Mathieu Bock-Côté           

Mathieu Bock-Côté est docteur en sociologie et chargé de cours aux HEC à Montréal. Ses travaux portent principalement sur le multiculturalisme, les mutations de la démocratie contemporaine et la question nationale québécoise. Il est l'auteur d'Exercices politiques (VLB éditeur, 2013), de Fin de cycle: aux origines du malaise politique québécois (Boréal, 2012) et de La dénationalisation tranquille: mémoire, identité et multiculturalisme dans le Québec post-référendaire (Boréal, 2007). Mathieu Bock-Côté est aussi chroniqueur au Journal de Montréal et à Radio-Canada.

 

Commentaires

  • La savante et sûrement pertinente exégèse de Mathieu Bock-Côté m'est très sympathique parce qu'elle est très cartésienne.
    Cependant,pour être tout-à-fait à mon goût,afin de la trouver bien située dans notre actualité,elle manque de références historiques indiscutables,relatives à ce qu'est devenue l'Angleterre au fil des siècles.
    Je suis bien d'accord que l'on pourrait pondre de nombreux volumes de littérature à ce sujet;c'est pourquoi,j'essayerai de m'en tenir à l'essentiel.
    Après quelques préliminaires purement saxons,les voeux de chasteté d'Edouard Le Confesseur et de son épouse danoise ont bouleversé les choses,pour les 7 dynasties qui suivirent,en Angleterre.
    Ce fut le meurtre et le sang qui établit le droit des 4 premières,et la religion
    protestante et calviniste,dont l'intolérance fut le guide des 3 suivantes.
    L'inventeur du système en fut Henry VIII dont le goût avéré pour la fornication fut bloqué par les papes Clément VII et Paul III.
    Dès lors,l'insularité géographique fut complétée par l'insularité anti-papiste religieuse,(par sa loi dite de "Supremacy" de 1534,Henry VIII devint le chef suprême de l'Eglise d'Angleterre).
    Passons sur les 3 règnes suivants,), où les guerres de religions firent rage sur l'archipel),pour aboutir à celui de Jacques 1er Stuart,catholique écossais,(qui se convertit à l'anglicanisme pour pouvoir succéder à sa cousine,Elizabeth 1ère,la fausse reine "Vierge"),en 1724.
★ ★ ★
### Petit exercice 1
Dans l'extrait, recopiez le passage qui s'ouvre sur les mots « Ce fut le meurtre » et s'arrête sur « de l'Eglise d'Angleterre). ».
### Petit exercice 2
Traduisez en anglais cette phrase de l'extrait : « Ses travaux portent principalement sur le multiculturalisme, les mutations de la démocratie contemporaine et la question nationale québécoise. »
Le matériel qui vient ensuite ne vous servira à rien ici.

### Partie données
★ ★ ★
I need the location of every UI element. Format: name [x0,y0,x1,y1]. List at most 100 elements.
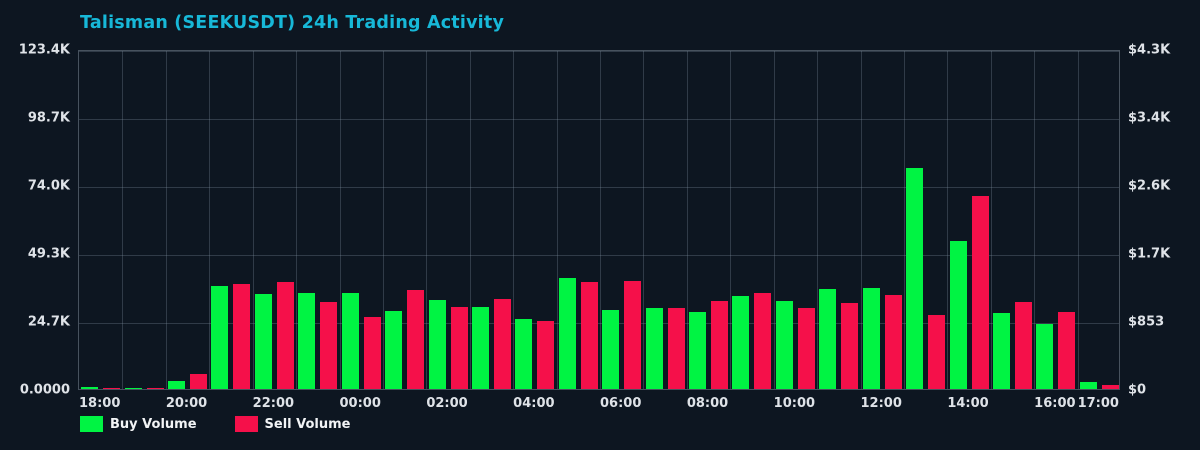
★ ★ ★
### Réponse 1
Ce fut le meurtre et le sang qui établit le droit des 4 premières,et la religion
    protestante et calviniste,dont l'intolérance fut le guide des 3 suivantes.
    L'inventeur du système en fut Henry VIII dont le goût avéré pour la fornication fut bloqué par les papes Clément VII et Paul III.
    Dès lors,l'insularité géographique fut complétée par l'insularité anti-papiste religieuse,(par sa loi dite de "Supremacy" de 1534,Henry VIII devint le chef suprême de l'Eglise d'Angleterre).

### Réponse 2
His work focuses mainly on multiculturalism, the changes in contemporary democracy and the Quebec national question.